[Data entries for graphics]

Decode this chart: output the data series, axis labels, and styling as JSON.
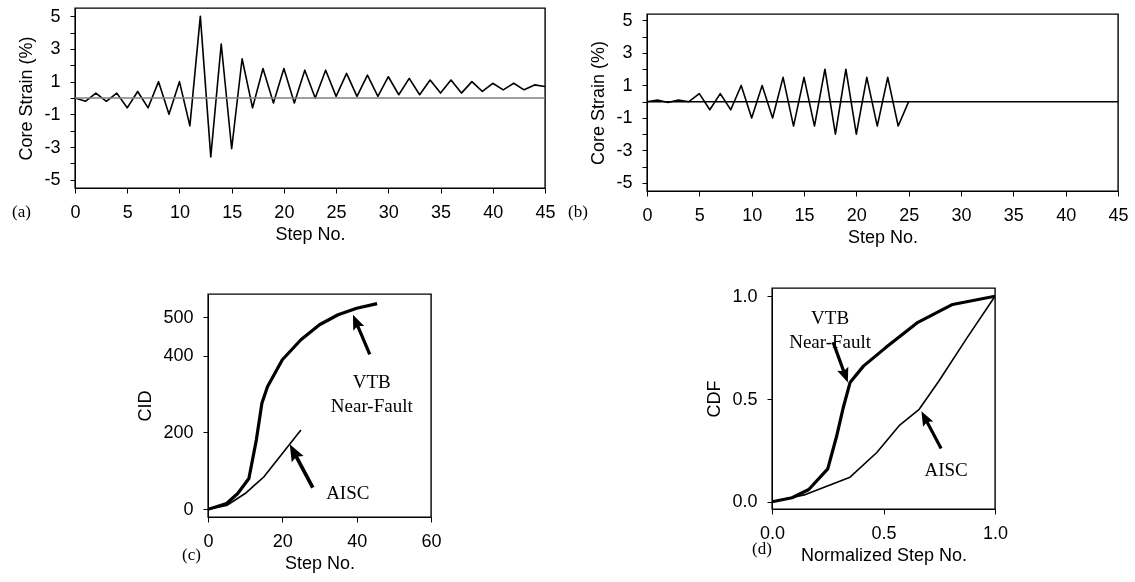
{
  "chart_data": [
    {
      "type": "line",
      "xlabel": "Step No.",
      "ylabel": "Core Strain (%)",
      "annotations": [
        "(a)"
      ],
      "x": [
        0,
        1,
        2,
        3,
        4,
        5,
        6,
        7,
        8,
        9,
        10,
        11,
        12,
        13,
        14,
        15,
        16,
        17,
        18,
        19,
        20,
        21,
        22,
        23,
        24,
        25,
        26,
        27,
        28,
        29,
        30,
        31,
        32,
        33,
        34,
        35,
        36,
        37,
        38,
        39,
        40,
        41,
        42,
        43,
        44,
        45
      ],
      "series": [
        {
          "color": "#000000",
          "values": [
            0,
            -0.2,
            0.3,
            -0.2,
            0.3,
            -0.6,
            0.4,
            -0.6,
            1.0,
            -1.0,
            1.0,
            -1.7,
            5.0,
            -3.6,
            3.3,
            -3.1,
            2.4,
            -0.6,
            1.8,
            -0.3,
            1.8,
            -0.3,
            1.7,
            0,
            1.7,
            0.1,
            1.5,
            0.1,
            1.4,
            0.1,
            1.3,
            0.2,
            1.2,
            0.2,
            1.1,
            0.3,
            1.1,
            0.3,
            1.0,
            0.4,
            0.9,
            0.5,
            0.9,
            0.5,
            0.8,
            0.7
          ]
        }
      ],
      "xlim": [
        0,
        45
      ],
      "xticks": [
        0,
        5,
        10,
        15,
        20,
        25,
        30,
        35,
        40,
        45
      ],
      "ylim": [
        -5.5,
        5.5
      ],
      "yticks": [
        -5,
        {
          "value": -4,
          "label": null
        },
        -3,
        {
          "value": -2,
          "label": null
        },
        -1,
        {
          "value": 0,
          "label": null
        },
        1,
        {
          "value": 2,
          "label": null
        },
        3,
        {
          "value": 4,
          "label": null
        },
        5
      ],
      "ref_lines": [
        {
          "axis": "y",
          "value": 0,
          "color": "#808080"
        }
      ]
    },
    {
      "type": "line",
      "xlabel": "Step No.",
      "ylabel": "Core Strain (%)",
      "annotations": [
        "(b)"
      ],
      "x": [
        0,
        1,
        2,
        3,
        4,
        5,
        6,
        7,
        8,
        9,
        10,
        11,
        12,
        13,
        14,
        15,
        16,
        17,
        18,
        19,
        20,
        21,
        22,
        23,
        24,
        25
      ],
      "series": [
        {
          "color": "#000000",
          "values": [
            0,
            0.1,
            -0.05,
            0.1,
            0,
            0.5,
            -0.5,
            0.5,
            -0.5,
            1.0,
            -1.0,
            1.0,
            -1.0,
            1.5,
            -1.5,
            1.5,
            -1.5,
            2.0,
            -2.0,
            2.0,
            -2.0,
            1.5,
            -1.5,
            1.5,
            -1.5,
            0
          ]
        }
      ],
      "xlim": [
        0,
        45
      ],
      "xticks": [
        0,
        5,
        10,
        15,
        20,
        25,
        30,
        35,
        40,
        45
      ],
      "ylim": [
        -5.5,
        5.4
      ],
      "yticks": [
        -5,
        {
          "value": -4,
          "label": null
        },
        -3,
        {
          "value": -2,
          "label": null
        },
        -1,
        {
          "value": 0,
          "label": null
        },
        1,
        {
          "value": 2,
          "label": null
        },
        3,
        {
          "value": 4,
          "label": null
        },
        5
      ],
      "ref_lines": [
        {
          "axis": "y",
          "value": 0,
          "color": "#000000"
        }
      ]
    },
    {
      "type": "line",
      "xlabel": "Step No.",
      "ylabel": "CID",
      "annotations": [
        "(c)",
        {
          "text": "VTB\nNear-Fault",
          "x": 39,
          "y": 506
        },
        {
          "text": "AISC",
          "x": 22,
          "y": 169
        }
      ],
      "series": [
        {
          "color": "#000000",
          "x": [
            0,
            5,
            8,
            11,
            13,
            14.5,
            16,
            20,
            25,
            30,
            35,
            40,
            45.5
          ],
          "values": [
            0,
            15,
            41,
            80,
            180,
            276,
            319,
            389,
            441,
            480,
            506,
            523,
            535
          ]
        },
        {
          "color": "#000000",
          "x": [
            0,
            5,
            10,
            15,
            20,
            25
          ],
          "values": [
            0,
            10,
            41,
            84,
            145,
            206
          ]
        }
      ],
      "xlim": [
        0,
        60
      ],
      "xticks": [
        0,
        20,
        40,
        60
      ],
      "ylim": [
        -20,
        560
      ],
      "yticks": [
        0,
        200,
        400,
        500
      ]
    },
    {
      "type": "line",
      "xlabel": "Normalized Step No.",
      "ylabel": "CDF",
      "annotations": [
        "(d)",
        {
          "text": "VTB\nNear-Fault",
          "x": 0.34,
          "y": 0.58
        },
        {
          "text": "AISC",
          "x": 0.67,
          "y": 0.44
        }
      ],
      "series": [
        {
          "color": "#000000",
          "x": [
            0,
            0.09,
            0.165,
            0.25,
            0.29,
            0.32,
            0.35,
            0.41,
            0.51,
            0.65,
            0.81,
            1
          ],
          "values": [
            0,
            0.02,
            0.06,
            0.16,
            0.32,
            0.46,
            0.58,
            0.66,
            0.75,
            0.87,
            0.96,
            1
          ]
        },
        {
          "color": "#000000",
          "x": [
            0,
            0.15,
            0.35,
            0.47,
            0.57,
            0.66,
            0.75,
            0.87,
            1
          ],
          "values": [
            0,
            0.035,
            0.12,
            0.24,
            0.37,
            0.45,
            0.59,
            0.79,
            1
          ]
        }
      ],
      "xlim": [
        0,
        1
      ],
      "xticks": [
        {
          "value": 0,
          "label": "0.0"
        },
        {
          "value": 0.5,
          "label": "0.5"
        },
        {
          "value": 1,
          "label": "1.0"
        }
      ],
      "ylim": [
        -0.035,
        1.04
      ],
      "yticks": [
        {
          "value": 0,
          "label": "0.0"
        },
        {
          "value": 0.5,
          "label": "0.5"
        },
        {
          "value": 1,
          "label": "1.0"
        }
      ]
    }
  ]
}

GIVEN REQUEST:
Pictures in the records above should not be copied. Repeat everything else exactly.

RESULT OF THIS TASK:
Decode this chart: output the data series, axis labels, and styling as JSON.
{
  "chart_data": [
    {
      "type": "line",
      "xlabel": "Step No.",
      "ylabel": "Core Strain (%)",
      "annotations": [
        "(a)"
      ],
      "x": [
        0,
        1,
        2,
        3,
        4,
        5,
        6,
        7,
        8,
        9,
        10,
        11,
        12,
        13,
        14,
        15,
        16,
        17,
        18,
        19,
        20,
        21,
        22,
        23,
        24,
        25,
        26,
        27,
        28,
        29,
        30,
        31,
        32,
        33,
        34,
        35,
        36,
        37,
        38,
        39,
        40,
        41,
        42,
        43,
        44,
        45
      ],
      "series": [
        {
          "color": "#000000",
          "values": [
            0,
            -0.2,
            0.3,
            -0.2,
            0.3,
            -0.6,
            0.4,
            -0.6,
            1.0,
            -1.0,
            1.0,
            -1.7,
            5.0,
            -3.6,
            3.3,
            -3.1,
            2.4,
            -0.6,
            1.8,
            -0.3,
            1.8,
            -0.3,
            1.7,
            0,
            1.7,
            0.1,
            1.5,
            0.1,
            1.4,
            0.1,
            1.3,
            0.2,
            1.2,
            0.2,
            1.1,
            0.3,
            1.1,
            0.3,
            1.0,
            0.4,
            0.9,
            0.5,
            0.9,
            0.5,
            0.8,
            0.7
          ]
        }
      ],
      "xlim": [
        0,
        45
      ],
      "xticks": [
        0,
        5,
        10,
        15,
        20,
        25,
        30,
        35,
        40,
        45
      ],
      "ylim": [
        -5.5,
        5.5
      ],
      "yticks": [
        -5,
        {
          "value": -4,
          "label": null
        },
        -3,
        {
          "value": -2,
          "label": null
        },
        -1,
        {
          "value": 0,
          "label": null
        },
        1,
        {
          "value": 2,
          "label": null
        },
        3,
        {
          "value": 4,
          "label": null
        },
        5
      ],
      "ref_lines": [
        {
          "axis": "y",
          "value": 0,
          "color": "#808080"
        }
      ]
    },
    {
      "type": "line",
      "xlabel": "Step No.",
      "ylabel": "Core Strain (%)",
      "annotations": [
        "(b)"
      ],
      "x": [
        0,
        1,
        2,
        3,
        4,
        5,
        6,
        7,
        8,
        9,
        10,
        11,
        12,
        13,
        14,
        15,
        16,
        17,
        18,
        19,
        20,
        21,
        22,
        23,
        24,
        25
      ],
      "series": [
        {
          "color": "#000000",
          "values": [
            0,
            0.1,
            -0.05,
            0.1,
            0,
            0.5,
            -0.5,
            0.5,
            -0.5,
            1.0,
            -1.0,
            1.0,
            -1.0,
            1.5,
            -1.5,
            1.5,
            -1.5,
            2.0,
            -2.0,
            2.0,
            -2.0,
            1.5,
            -1.5,
            1.5,
            -1.5,
            0
          ]
        }
      ],
      "xlim": [
        0,
        45
      ],
      "xticks": [
        0,
        5,
        10,
        15,
        20,
        25,
        30,
        35,
        40,
        45
      ],
      "ylim": [
        -5.5,
        5.4
      ],
      "yticks": [
        -5,
        {
          "value": -4,
          "label": null
        },
        -3,
        {
          "value": -2,
          "label": null
        },
        -1,
        {
          "value": 0,
          "label": null
        },
        1,
        {
          "value": 2,
          "label": null
        },
        3,
        {
          "value": 4,
          "label": null
        },
        5
      ],
      "ref_lines": [
        {
          "axis": "y",
          "value": 0,
          "color": "#000000"
        }
      ]
    },
    {
      "type": "line",
      "xlabel": "Step No.",
      "ylabel": "CID",
      "annotations": [
        "(c)",
        {
          "text": "VTB\nNear-Fault",
          "x": 39,
          "y": 506
        },
        {
          "text": "AISC",
          "x": 22,
          "y": 169
        }
      ],
      "series": [
        {
          "color": "#000000",
          "x": [
            0,
            5,
            8,
            11,
            13,
            14.5,
            16,
            20,
            25,
            30,
            35,
            40,
            45.5
          ],
          "values": [
            0,
            15,
            41,
            80,
            180,
            276,
            319,
            389,
            441,
            480,
            506,
            523,
            535
          ]
        },
        {
          "color": "#000000",
          "x": [
            0,
            5,
            10,
            15,
            20,
            25
          ],
          "values": [
            0,
            10,
            41,
            84,
            145,
            206
          ]
        }
      ],
      "xlim": [
        0,
        60
      ],
      "xticks": [
        0,
        20,
        40,
        60
      ],
      "ylim": [
        -20,
        560
      ],
      "yticks": [
        0,
        200,
        400,
        500
      ]
    },
    {
      "type": "line",
      "xlabel": "Normalized Step No.",
      "ylabel": "CDF",
      "annotations": [
        "(d)",
        {
          "text": "VTB\nNear-Fault",
          "x": 0.34,
          "y": 0.58
        },
        {
          "text": "AISC",
          "x": 0.67,
          "y": 0.44
        }
      ],
      "series": [
        {
          "color": "#000000",
          "x": [
            0,
            0.09,
            0.165,
            0.25,
            0.29,
            0.32,
            0.35,
            0.41,
            0.51,
            0.65,
            0.81,
            1
          ],
          "values": [
            0,
            0.02,
            0.06,
            0.16,
            0.32,
            0.46,
            0.58,
            0.66,
            0.75,
            0.87,
            0.96,
            1
          ]
        },
        {
          "color": "#000000",
          "x": [
            0,
            0.15,
            0.35,
            0.47,
            0.57,
            0.66,
            0.75,
            0.87,
            1
          ],
          "values": [
            0,
            0.035,
            0.12,
            0.24,
            0.37,
            0.45,
            0.59,
            0.79,
            1
          ]
        }
      ],
      "xlim": [
        0,
        1
      ],
      "xticks": [
        {
          "value": 0,
          "label": "0.0"
        },
        {
          "value": 0.5,
          "label": "0.5"
        },
        {
          "value": 1,
          "label": "1.0"
        }
      ],
      "ylim": [
        -0.035,
        1.04
      ],
      "yticks": [
        {
          "value": 0,
          "label": "0.0"
        },
        {
          "value": 0.5,
          "label": "0.5"
        },
        {
          "value": 1,
          "label": "1.0"
        }
      ]
    }
  ]
}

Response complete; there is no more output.